> _Given problem_:
Bring together all lines of the material below that contain the string "чтобы".
>> Start Provided data
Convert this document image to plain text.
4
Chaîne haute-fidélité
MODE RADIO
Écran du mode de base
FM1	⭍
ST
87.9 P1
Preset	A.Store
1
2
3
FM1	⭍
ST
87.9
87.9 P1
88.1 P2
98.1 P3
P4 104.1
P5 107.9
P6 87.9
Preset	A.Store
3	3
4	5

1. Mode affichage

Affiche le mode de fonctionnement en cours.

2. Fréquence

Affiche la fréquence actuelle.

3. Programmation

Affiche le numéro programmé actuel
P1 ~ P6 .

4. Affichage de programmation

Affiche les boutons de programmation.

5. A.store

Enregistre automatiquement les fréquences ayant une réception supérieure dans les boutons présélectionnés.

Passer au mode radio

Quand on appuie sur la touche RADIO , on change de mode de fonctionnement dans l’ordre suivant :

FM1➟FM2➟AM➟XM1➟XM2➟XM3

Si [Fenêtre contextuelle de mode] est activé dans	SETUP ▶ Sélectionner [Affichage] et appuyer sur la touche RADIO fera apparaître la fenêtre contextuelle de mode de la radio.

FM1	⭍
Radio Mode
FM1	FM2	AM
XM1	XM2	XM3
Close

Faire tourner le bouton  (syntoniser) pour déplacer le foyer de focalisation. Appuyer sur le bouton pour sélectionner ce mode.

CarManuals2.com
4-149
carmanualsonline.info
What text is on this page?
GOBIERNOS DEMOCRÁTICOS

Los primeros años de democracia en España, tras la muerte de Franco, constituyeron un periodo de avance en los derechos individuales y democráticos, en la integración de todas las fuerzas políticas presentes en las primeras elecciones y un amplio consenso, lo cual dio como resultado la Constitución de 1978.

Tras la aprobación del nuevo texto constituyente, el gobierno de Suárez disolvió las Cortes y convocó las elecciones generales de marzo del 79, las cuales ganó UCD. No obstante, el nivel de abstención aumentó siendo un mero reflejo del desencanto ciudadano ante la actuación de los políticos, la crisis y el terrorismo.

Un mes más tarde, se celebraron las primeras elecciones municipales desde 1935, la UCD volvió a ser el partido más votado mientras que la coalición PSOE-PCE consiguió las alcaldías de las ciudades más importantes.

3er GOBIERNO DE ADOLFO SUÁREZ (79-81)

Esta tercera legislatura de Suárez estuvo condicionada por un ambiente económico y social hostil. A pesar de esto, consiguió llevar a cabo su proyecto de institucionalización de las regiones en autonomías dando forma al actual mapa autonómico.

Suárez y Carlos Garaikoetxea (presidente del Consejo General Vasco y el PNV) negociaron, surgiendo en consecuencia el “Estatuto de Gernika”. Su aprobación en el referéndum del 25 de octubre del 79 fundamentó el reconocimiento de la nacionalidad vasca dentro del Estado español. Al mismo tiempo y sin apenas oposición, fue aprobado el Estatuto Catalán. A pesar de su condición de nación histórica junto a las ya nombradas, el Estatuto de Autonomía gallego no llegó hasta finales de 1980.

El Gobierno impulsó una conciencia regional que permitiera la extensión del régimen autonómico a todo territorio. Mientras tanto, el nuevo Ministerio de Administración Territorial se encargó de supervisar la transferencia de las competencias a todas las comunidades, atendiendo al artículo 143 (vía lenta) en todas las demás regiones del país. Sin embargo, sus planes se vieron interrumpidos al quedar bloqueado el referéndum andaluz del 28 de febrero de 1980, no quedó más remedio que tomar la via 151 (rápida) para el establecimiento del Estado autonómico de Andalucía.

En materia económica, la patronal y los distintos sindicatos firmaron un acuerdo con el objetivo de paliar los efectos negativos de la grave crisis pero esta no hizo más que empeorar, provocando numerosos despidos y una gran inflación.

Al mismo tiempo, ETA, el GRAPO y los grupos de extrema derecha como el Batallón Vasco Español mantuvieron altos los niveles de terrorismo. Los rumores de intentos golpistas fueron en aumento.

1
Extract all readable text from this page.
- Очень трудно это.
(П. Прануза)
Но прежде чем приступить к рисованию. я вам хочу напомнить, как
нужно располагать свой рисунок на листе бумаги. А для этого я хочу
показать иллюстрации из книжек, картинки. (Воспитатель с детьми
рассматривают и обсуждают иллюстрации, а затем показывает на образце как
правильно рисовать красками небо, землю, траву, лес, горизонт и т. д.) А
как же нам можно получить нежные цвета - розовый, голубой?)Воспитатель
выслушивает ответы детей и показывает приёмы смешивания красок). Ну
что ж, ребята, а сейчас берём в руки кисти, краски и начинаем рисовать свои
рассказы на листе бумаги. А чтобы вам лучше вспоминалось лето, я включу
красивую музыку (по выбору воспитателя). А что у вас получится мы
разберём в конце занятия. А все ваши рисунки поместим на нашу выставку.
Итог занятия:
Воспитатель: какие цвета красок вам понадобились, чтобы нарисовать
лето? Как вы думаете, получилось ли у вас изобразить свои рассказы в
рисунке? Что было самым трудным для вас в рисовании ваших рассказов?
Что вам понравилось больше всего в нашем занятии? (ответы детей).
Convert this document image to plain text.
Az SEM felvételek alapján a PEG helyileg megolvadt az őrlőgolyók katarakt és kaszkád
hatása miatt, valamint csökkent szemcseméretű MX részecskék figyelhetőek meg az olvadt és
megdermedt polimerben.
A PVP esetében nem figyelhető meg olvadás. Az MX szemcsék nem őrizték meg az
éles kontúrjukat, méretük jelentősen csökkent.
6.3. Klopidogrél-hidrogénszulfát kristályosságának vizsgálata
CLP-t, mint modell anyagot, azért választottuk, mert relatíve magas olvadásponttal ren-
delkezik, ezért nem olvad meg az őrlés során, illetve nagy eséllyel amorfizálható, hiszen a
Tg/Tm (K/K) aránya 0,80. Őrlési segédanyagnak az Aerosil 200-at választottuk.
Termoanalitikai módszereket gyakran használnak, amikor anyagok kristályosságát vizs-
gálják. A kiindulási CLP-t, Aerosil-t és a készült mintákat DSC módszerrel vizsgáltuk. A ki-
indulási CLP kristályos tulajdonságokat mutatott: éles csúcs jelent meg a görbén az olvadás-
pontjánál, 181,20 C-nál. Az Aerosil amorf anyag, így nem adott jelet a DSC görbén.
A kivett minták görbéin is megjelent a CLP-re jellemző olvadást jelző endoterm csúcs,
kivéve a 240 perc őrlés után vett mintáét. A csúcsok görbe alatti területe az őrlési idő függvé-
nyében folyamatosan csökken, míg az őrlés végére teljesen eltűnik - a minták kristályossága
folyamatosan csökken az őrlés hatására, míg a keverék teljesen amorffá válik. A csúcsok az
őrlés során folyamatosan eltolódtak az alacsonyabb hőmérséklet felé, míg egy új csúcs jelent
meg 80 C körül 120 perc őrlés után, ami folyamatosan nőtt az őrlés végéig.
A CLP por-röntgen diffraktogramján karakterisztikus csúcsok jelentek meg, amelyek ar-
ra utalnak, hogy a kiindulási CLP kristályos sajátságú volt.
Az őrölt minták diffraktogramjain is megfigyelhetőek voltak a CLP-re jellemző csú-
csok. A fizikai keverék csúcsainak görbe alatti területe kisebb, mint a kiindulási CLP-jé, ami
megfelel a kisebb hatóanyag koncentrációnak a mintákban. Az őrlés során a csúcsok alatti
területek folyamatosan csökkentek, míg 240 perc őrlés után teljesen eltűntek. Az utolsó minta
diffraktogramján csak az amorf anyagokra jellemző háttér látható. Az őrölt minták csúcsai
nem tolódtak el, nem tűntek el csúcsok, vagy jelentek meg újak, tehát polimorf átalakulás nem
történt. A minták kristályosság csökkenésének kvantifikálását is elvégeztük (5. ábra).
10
>> End Provided data
> _Reply to the exercise_:
рассказы на листе бумаги. А чтобы вам лучше вспоминалось лето, я включу
Воспитатель: какие цвета красок вам понадобились, чтобы нарисовать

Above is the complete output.